• Problem statement
Read the records and gather each line that includes "kind".

• Available data
# # #
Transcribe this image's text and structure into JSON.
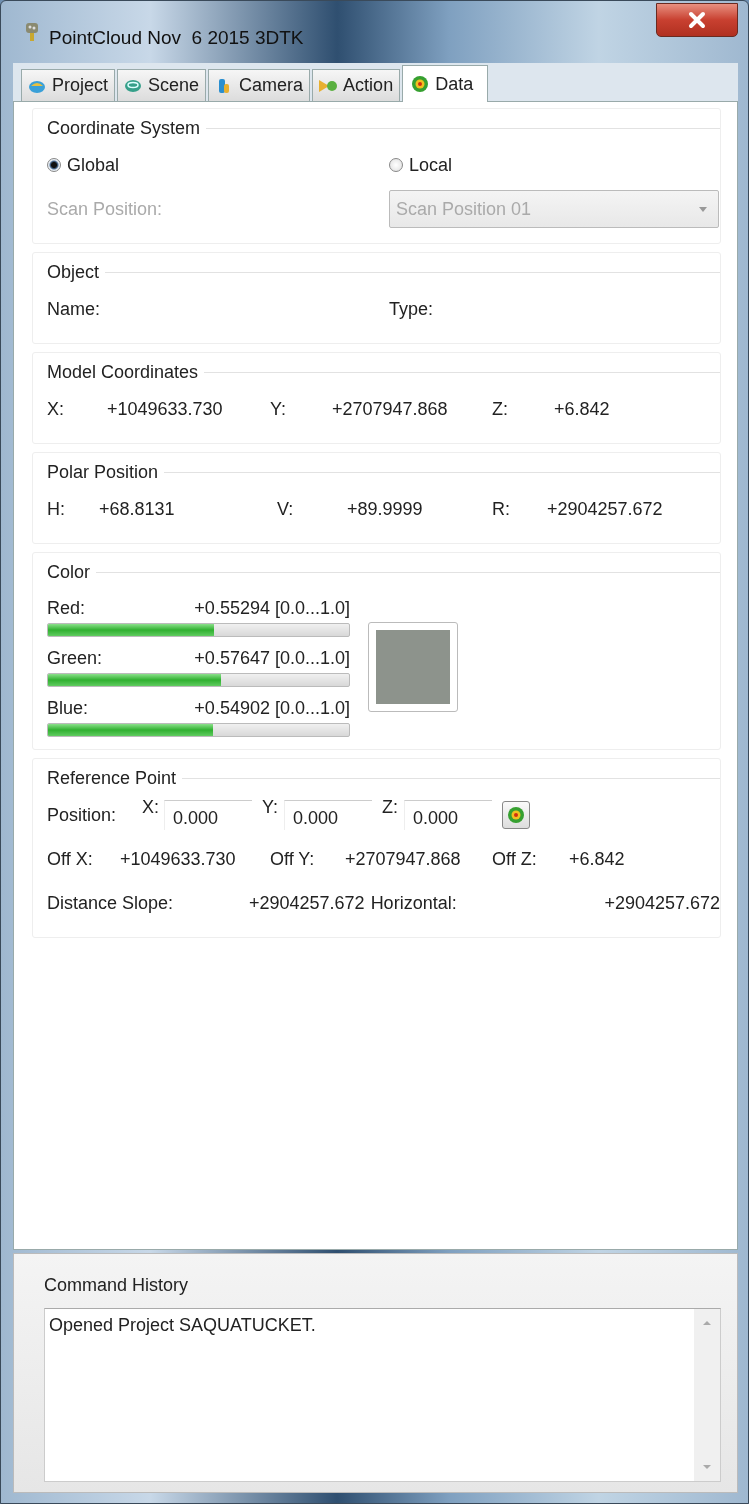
{
  "window": {
    "title": "PointCloud Nov  6 2015 3DTK"
  },
  "tabs": [
    {
      "label": "Project",
      "selected": false,
      "kind": "project"
    },
    {
      "label": "Scene",
      "selected": false,
      "kind": "scene"
    },
    {
      "label": "Camera",
      "selected": false,
      "kind": "camera"
    },
    {
      "label": "Action",
      "selected": false,
      "kind": "action"
    },
    {
      "label": "Data",
      "selected": true,
      "kind": "data"
    }
  ],
  "coordinate_system": {
    "title": "Coordinate System",
    "options": [
      {
        "label": "Global",
        "selected": true
      },
      {
        "label": "Local",
        "selected": false
      }
    ],
    "scan_position": {
      "label": "Scan Position:",
      "value": "Scan Position 01",
      "disabled": true
    }
  },
  "object": {
    "title": "Object",
    "fields": [
      {
        "label": "Name:"
      },
      {
        "label": "Type:"
      }
    ]
  },
  "model_coordinates": {
    "title": "Model Coordinates",
    "fields": [
      {
        "label": "X:",
        "value": "+1049633.730"
      },
      {
        "label": "Y:",
        "value": "+2707947.868"
      },
      {
        "label": "Z:",
        "value": "+6.842"
      }
    ]
  },
  "polar_position": {
    "title": "Polar Position",
    "fields": [
      {
        "label": "H:",
        "value": "+68.8131"
      },
      {
        "label": "V:",
        "value": "+89.9999"
      },
      {
        "label": "R:",
        "value": "+2904257.672"
      }
    ]
  },
  "color": {
    "title": "Color",
    "channels": [
      {
        "name": "Red:",
        "reading": "+0.55294 [0.0...1.0]",
        "level": 0.553
      },
      {
        "name": "Green:",
        "reading": "+0.57647 [0.0...1.0]",
        "level": 0.576
      },
      {
        "name": "Blue:",
        "reading": "+0.54902 [0.0...1.0]",
        "level": 0.549
      }
    ]
  },
  "reference_point": {
    "title": "Reference Point",
    "position_label": "Position:",
    "inputs": [
      {
        "label": "X:",
        "value": "0.000"
      },
      {
        "label": "Y:",
        "value": "0.000"
      },
      {
        "label": "Z:",
        "value": "0.000"
      }
    ],
    "offsets": [
      {
        "label": "Off X:",
        "value": "+1049633.730"
      },
      {
        "label": "Off Y:",
        "value": "+2707947.868"
      },
      {
        "label": "Off Z:",
        "value": "+6.842"
      }
    ],
    "distances": [
      {
        "label": "Distance Slope:",
        "value": "+2904257.672"
      },
      {
        "label": "Horizontal:",
        "value": "+2904257.672"
      }
    ]
  },
  "command_history": {
    "title": "Command History",
    "lines": [
      "Opened Project SAQUATUCKET."
    ]
  }
}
# # #
• Exercise output
      "kind": "project"
      "kind": "scene"
      "kind": "camera"
      "kind": "action"
      "kind": "data"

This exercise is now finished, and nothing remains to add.